→ Problem to solve:
Return the rows from the start of the records through the line containing "The third current source I3 is at (677, 235).", with both ends included, and reproduce each line without any change.

Collected data
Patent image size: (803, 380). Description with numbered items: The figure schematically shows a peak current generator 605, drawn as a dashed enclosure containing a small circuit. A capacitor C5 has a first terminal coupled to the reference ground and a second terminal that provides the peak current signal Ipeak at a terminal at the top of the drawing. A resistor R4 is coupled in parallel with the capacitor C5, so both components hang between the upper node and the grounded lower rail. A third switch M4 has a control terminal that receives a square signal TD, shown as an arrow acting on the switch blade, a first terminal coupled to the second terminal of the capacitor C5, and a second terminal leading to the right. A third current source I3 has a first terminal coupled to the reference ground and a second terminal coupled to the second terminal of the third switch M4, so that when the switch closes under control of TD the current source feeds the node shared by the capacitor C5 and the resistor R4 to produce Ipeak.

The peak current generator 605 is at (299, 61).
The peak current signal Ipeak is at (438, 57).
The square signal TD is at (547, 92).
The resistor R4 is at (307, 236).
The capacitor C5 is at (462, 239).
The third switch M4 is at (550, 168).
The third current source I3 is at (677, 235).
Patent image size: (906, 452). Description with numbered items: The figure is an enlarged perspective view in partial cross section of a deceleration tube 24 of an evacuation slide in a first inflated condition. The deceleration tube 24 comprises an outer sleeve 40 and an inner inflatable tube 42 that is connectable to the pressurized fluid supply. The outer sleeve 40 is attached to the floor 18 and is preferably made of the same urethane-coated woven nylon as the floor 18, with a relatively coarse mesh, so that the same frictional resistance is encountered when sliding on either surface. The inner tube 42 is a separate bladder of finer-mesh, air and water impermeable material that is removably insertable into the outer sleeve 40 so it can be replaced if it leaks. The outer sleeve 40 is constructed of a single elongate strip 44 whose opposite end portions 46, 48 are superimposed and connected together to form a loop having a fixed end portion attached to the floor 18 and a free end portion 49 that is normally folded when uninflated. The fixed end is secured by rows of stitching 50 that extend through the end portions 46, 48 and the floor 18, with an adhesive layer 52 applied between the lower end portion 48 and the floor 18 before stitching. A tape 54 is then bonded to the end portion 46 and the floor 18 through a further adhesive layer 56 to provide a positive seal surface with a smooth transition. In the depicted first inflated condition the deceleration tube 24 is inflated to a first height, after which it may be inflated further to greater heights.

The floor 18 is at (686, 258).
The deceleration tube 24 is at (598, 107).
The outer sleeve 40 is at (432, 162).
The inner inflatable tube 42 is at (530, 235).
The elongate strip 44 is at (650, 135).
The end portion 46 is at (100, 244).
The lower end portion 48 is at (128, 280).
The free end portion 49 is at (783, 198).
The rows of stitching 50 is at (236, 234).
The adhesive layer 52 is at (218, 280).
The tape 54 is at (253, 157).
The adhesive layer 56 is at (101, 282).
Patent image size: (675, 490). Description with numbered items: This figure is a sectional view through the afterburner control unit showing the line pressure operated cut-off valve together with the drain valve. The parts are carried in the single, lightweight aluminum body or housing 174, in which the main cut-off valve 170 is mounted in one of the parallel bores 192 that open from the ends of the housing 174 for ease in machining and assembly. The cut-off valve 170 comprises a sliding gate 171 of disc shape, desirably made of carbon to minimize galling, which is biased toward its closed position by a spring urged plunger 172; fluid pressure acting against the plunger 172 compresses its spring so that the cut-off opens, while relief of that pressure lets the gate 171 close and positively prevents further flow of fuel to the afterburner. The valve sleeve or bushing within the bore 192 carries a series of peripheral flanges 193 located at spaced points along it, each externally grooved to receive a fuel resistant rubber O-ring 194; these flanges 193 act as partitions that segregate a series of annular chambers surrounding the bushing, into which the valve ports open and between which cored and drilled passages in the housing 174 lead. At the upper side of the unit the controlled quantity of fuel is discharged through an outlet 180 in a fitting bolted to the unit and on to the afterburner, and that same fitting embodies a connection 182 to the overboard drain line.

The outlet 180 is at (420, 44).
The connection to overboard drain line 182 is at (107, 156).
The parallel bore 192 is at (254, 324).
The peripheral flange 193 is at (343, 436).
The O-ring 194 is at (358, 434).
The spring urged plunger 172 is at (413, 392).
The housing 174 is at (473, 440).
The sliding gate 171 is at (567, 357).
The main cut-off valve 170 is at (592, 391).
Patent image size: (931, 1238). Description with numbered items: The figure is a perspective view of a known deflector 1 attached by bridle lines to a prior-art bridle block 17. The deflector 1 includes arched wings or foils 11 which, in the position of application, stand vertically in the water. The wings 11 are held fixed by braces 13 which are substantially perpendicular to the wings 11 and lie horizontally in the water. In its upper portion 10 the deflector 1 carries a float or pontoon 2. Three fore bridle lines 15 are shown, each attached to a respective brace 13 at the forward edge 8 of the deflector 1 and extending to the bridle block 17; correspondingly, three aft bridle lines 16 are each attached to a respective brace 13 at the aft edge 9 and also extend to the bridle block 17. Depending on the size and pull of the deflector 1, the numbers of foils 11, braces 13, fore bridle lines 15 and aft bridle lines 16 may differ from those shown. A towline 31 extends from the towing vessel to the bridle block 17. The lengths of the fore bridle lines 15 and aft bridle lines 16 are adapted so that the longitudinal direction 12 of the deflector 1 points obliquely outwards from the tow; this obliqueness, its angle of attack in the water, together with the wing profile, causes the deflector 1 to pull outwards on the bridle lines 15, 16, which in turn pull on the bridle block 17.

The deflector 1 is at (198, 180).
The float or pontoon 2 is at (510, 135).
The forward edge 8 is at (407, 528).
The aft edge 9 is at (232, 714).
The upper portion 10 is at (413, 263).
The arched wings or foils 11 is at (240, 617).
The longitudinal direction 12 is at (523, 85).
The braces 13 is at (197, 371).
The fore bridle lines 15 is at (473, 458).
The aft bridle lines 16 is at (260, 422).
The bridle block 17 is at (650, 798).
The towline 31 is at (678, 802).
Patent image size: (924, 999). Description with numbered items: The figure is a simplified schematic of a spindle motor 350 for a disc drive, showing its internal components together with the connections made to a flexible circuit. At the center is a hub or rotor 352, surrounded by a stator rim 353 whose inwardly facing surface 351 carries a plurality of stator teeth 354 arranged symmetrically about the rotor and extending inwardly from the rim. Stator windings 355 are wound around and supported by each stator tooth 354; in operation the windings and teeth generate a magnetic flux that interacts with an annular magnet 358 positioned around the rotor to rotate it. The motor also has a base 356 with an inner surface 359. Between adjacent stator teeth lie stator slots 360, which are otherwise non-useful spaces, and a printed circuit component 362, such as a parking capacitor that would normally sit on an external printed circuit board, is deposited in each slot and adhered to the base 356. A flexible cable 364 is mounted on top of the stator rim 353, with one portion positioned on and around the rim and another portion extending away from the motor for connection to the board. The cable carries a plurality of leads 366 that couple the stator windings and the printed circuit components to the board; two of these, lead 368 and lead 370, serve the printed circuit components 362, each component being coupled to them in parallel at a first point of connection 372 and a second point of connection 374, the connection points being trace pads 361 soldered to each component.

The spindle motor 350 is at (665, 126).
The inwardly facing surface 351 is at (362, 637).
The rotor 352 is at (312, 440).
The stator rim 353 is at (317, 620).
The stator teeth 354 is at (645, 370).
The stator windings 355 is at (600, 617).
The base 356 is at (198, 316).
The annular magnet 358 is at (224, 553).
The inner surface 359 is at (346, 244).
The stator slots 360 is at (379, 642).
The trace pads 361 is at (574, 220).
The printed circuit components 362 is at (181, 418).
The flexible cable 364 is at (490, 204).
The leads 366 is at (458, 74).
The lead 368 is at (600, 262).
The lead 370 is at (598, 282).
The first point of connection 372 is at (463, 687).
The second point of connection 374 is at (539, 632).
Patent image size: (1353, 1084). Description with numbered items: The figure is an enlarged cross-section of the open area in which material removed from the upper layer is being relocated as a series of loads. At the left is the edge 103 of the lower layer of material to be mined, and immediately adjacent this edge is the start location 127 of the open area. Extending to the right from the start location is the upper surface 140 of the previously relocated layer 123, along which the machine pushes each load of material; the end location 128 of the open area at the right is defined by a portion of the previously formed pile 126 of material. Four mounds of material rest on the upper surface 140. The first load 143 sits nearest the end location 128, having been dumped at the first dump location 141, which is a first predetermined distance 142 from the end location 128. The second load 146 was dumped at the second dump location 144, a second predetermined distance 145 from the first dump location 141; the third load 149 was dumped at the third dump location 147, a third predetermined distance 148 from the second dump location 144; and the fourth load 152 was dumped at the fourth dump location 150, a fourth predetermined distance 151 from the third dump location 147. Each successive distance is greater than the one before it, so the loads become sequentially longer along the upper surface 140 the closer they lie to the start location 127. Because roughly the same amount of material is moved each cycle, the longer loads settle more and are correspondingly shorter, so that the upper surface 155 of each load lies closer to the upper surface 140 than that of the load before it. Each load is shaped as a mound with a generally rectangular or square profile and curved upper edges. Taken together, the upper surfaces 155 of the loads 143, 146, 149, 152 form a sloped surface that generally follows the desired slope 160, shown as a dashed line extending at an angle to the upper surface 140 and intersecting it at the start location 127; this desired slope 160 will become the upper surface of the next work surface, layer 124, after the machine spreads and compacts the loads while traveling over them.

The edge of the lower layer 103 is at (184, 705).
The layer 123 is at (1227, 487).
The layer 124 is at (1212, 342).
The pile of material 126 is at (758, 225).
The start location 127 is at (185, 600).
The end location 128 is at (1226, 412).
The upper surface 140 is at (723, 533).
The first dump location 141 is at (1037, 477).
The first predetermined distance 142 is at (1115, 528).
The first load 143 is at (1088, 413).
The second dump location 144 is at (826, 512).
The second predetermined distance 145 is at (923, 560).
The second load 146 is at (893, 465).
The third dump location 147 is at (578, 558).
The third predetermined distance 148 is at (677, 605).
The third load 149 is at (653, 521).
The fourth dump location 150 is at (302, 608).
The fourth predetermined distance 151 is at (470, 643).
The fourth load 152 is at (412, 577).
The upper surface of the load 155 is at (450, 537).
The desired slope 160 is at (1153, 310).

→ Result below:
Patent image size: (803, 380). Description with numbered items: The figure schematically shows a peak current generator 605, drawn as a dashed enclosure containing a small circuit. A capacitor C5 has a first terminal coupled to the reference ground and a second terminal that provides the peak current signal Ipeak at a terminal at the top of the drawing. A resistor R4 is coupled in parallel with the capacitor C5, so both components hang between the upper node and the grounded lower rail. A third switch M4 has a control terminal that receives a square signal TD, shown as an arrow acting on the switch blade, a first terminal coupled to the second terminal of the capacitor C5, and a second terminal leading to the right. A third current source I3 has a first terminal coupled to the reference ground and a second terminal coupled to the second terminal of the third switch M4, so that when the switch closes under control of TD the current source feeds the node shared by the capacitor C5 and the resistor R4 to produce Ipeak.

The peak current generator 605 is at (299, 61).
The peak current signal Ipeak is at (438, 57).
The square signal TD is at (547, 92).
The resistor R4 is at (307, 236).
The capacitor C5 is at (462, 239).
The third switch M4 is at (550, 168).
The third current source I3 is at (677, 235).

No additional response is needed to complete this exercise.